▶ _Aim of the exercise_
The data must be reproduced verbatim; images are to be omitted.

▶ _Transcript data for document pages_
++++++++
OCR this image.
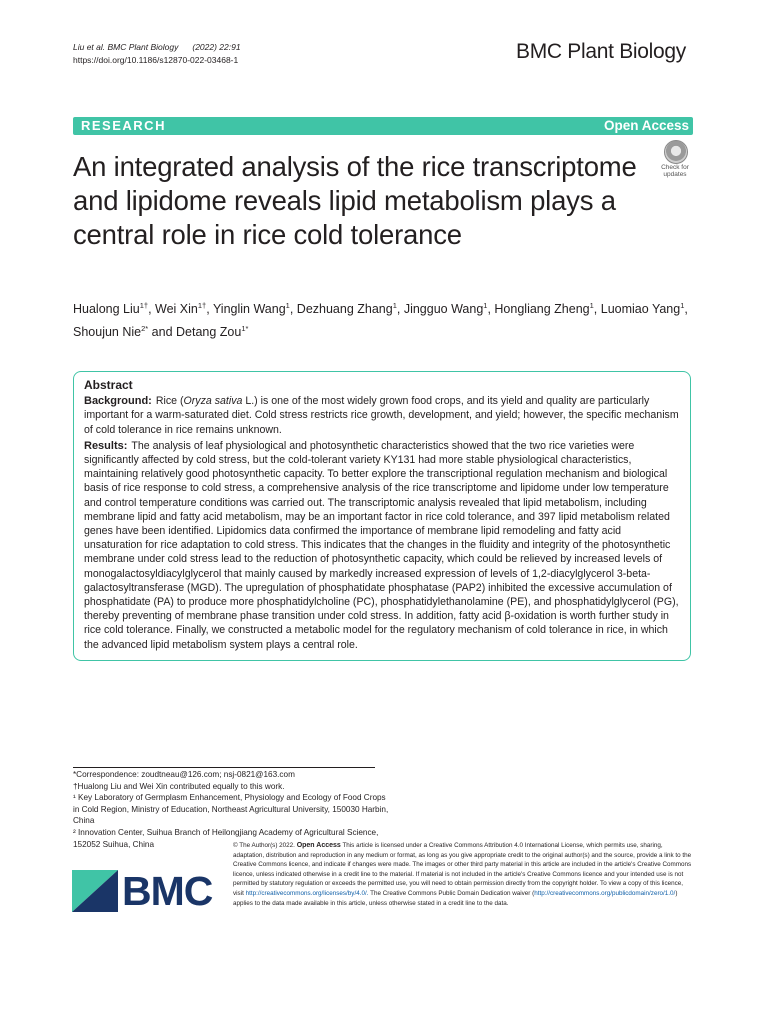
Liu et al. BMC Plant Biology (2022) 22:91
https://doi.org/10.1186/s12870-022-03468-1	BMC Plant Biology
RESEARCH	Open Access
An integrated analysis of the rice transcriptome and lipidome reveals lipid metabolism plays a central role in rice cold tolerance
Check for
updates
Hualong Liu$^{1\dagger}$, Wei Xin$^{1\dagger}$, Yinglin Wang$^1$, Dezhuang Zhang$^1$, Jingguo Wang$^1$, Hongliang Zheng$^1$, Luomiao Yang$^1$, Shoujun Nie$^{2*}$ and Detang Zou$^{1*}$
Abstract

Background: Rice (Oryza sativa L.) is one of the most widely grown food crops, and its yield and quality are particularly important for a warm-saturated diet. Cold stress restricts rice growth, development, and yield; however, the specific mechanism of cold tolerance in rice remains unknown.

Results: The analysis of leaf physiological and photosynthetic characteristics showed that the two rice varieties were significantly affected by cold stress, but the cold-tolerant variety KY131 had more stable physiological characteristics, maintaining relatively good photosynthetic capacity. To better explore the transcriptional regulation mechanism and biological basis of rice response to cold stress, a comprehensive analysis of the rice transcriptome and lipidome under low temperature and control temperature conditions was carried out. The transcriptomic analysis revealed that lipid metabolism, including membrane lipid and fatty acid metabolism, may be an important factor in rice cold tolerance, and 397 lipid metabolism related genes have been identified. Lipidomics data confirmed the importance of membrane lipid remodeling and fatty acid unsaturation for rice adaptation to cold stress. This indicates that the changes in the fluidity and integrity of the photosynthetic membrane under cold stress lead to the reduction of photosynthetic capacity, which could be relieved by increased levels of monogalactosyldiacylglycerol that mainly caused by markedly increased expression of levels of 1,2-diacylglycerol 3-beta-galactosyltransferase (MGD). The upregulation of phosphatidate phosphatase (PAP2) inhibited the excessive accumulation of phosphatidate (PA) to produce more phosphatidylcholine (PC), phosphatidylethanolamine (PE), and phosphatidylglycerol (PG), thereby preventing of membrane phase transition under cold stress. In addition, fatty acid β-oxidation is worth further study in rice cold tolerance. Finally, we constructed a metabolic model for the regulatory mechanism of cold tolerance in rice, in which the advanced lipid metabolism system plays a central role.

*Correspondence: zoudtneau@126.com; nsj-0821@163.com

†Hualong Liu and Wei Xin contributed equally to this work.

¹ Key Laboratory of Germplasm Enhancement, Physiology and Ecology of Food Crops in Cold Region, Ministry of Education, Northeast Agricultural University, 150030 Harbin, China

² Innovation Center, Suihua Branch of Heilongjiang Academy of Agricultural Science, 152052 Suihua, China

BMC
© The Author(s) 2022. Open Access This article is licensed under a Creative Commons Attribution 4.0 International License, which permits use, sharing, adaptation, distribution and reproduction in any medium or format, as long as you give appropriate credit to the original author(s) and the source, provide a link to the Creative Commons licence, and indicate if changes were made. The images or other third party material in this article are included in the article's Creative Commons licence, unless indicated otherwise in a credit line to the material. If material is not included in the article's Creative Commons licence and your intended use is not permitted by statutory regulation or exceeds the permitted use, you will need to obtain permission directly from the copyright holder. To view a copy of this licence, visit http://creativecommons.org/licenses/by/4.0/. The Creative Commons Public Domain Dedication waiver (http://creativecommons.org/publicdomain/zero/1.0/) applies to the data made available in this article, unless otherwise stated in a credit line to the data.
++++++++
▶ _Completed exercise_
OCR this image.
Liu et al. BMC Plant Biology (2022) 22:91
https://doi.org/10.1186/s12870-022-03468-1	BMC Plant Biology
RESEARCH	Open Access
An integrated analysis of the rice transcriptome and lipidome reveals lipid metabolism plays a central role in rice cold tolerance
Check for
updates
Hualong Liu$^{1\dagger}$, Wei Xin$^{1\dagger}$, Yinglin Wang$^1$, Dezhuang Zhang$^1$, Jingguo Wang$^1$, Hongliang Zheng$^1$, Luomiao Yang$^1$, Shoujun Nie$^{2*}$ and Detang Zou$^{1*}$
Abstract

Background: Rice (Oryza sativa L.) is one of the most widely grown food crops, and its yield and quality are particularly important for a warm-saturated diet. Cold stress restricts rice growth, development, and yield; however, the specific mechanism of cold tolerance in rice remains unknown.

Results: The analysis of leaf physiological and photosynthetic characteristics showed that the two rice varieties were significantly affected by cold stress, but the cold-tolerant variety KY131 had more stable physiological characteristics, maintaining relatively good photosynthetic capacity. To better explore the transcriptional regulation mechanism and biological basis of rice response to cold stress, a comprehensive analysis of the rice transcriptome and lipidome under low temperature and control temperature conditions was carried out. The transcriptomic analysis revealed that lipid metabolism, including membrane lipid and fatty acid metabolism, may be an important factor in rice cold tolerance, and 397 lipid metabolism related genes have been identified. Lipidomics data confirmed the importance of membrane lipid remodeling and fatty acid unsaturation for rice adaptation to cold stress. This indicates that the changes in the fluidity and integrity of the photosynthetic membrane under cold stress lead to the reduction of photosynthetic capacity, which could be relieved by increased levels of monogalactosyldiacylglycerol that mainly caused by markedly increased expression of levels of 1,2-diacylglycerol 3-beta-galactosyltransferase (MGD). The upregulation of phosphatidate phosphatase (PAP2) inhibited the excessive accumulation of phosphatidate (PA) to produce more phosphatidylcholine (PC), phosphatidylethanolamine (PE), and phosphatidylglycerol (PG), thereby preventing of membrane phase transition under cold stress. In addition, fatty acid β-oxidation is worth further study in rice cold tolerance. Finally, we constructed a metabolic model for the regulatory mechanism of cold tolerance in rice, in which the advanced lipid metabolism system plays a central role.

*Correspondence: zoudtneau@126.com; nsj-0821@163.com

†Hualong Liu and Wei Xin contributed equally to this work.

¹ Key Laboratory of Germplasm Enhancement, Physiology and Ecology of Food Crops in Cold Region, Ministry of Education, Northeast Agricultural University, 150030 Harbin, China

² Innovation Center, Suihua Branch of Heilongjiang Academy of Agricultural Science, 152052 Suihua, China

BMC
© The Author(s) 2022. Open Access This article is licensed under a Creative Commons Attribution 4.0 International License, which permits use, sharing, adaptation, distribution and reproduction in any medium or format, as long as you give appropriate credit to the original author(s) and the source, provide a link to the Creative Commons licence, and indicate if changes were made. The images or other third party material in this article are included in the article's Creative Commons licence, unless indicated otherwise in a credit line to the material. If material is not included in the article's Creative Commons licence and your intended use is not permitted by statutory regulation or exceeds the permitted use, you will need to obtain permission directly from the copyright holder. To view a copy of this licence, visit http://creativecommons.org/licenses/by/4.0/. The Creative Commons Public Domain Dedication waiver (http://creativecommons.org/publicdomain/zero/1.0/) applies to the data made available in this article, unless otherwise stated in a credit line to the data.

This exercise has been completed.